— WHAT THE TASK ASKS —
From the entries below, tally how many lines contain "Сабақтағы" and report only that figure.

(Collection entries)
-- BEGIN --

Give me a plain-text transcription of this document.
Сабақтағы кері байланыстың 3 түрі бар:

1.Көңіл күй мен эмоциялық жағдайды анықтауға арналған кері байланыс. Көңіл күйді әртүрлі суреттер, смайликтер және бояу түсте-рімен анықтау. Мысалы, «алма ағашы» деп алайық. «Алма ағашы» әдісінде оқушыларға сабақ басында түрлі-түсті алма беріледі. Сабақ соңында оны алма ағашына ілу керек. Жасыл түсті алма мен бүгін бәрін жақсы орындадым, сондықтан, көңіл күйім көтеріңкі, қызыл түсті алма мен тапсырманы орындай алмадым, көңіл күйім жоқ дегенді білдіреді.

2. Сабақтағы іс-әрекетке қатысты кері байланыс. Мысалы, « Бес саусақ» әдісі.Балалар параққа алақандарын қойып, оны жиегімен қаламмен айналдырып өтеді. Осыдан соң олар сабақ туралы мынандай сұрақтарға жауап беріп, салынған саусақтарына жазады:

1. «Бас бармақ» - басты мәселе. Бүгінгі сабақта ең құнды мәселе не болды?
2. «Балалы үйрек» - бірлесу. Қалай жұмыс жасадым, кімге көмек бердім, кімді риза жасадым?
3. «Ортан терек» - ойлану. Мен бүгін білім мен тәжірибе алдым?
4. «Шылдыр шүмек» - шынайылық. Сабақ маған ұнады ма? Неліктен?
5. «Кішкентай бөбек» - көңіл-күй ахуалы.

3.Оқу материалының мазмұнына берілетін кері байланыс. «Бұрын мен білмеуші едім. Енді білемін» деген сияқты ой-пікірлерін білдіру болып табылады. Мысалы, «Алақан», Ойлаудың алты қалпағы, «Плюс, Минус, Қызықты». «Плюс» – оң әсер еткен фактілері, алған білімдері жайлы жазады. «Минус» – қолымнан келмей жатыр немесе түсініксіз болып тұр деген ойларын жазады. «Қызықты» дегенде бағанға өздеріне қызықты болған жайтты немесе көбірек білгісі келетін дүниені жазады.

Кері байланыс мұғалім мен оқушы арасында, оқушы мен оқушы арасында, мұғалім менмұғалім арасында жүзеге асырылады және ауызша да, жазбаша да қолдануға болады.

-- END --

— CORRECT OUTPUT —
2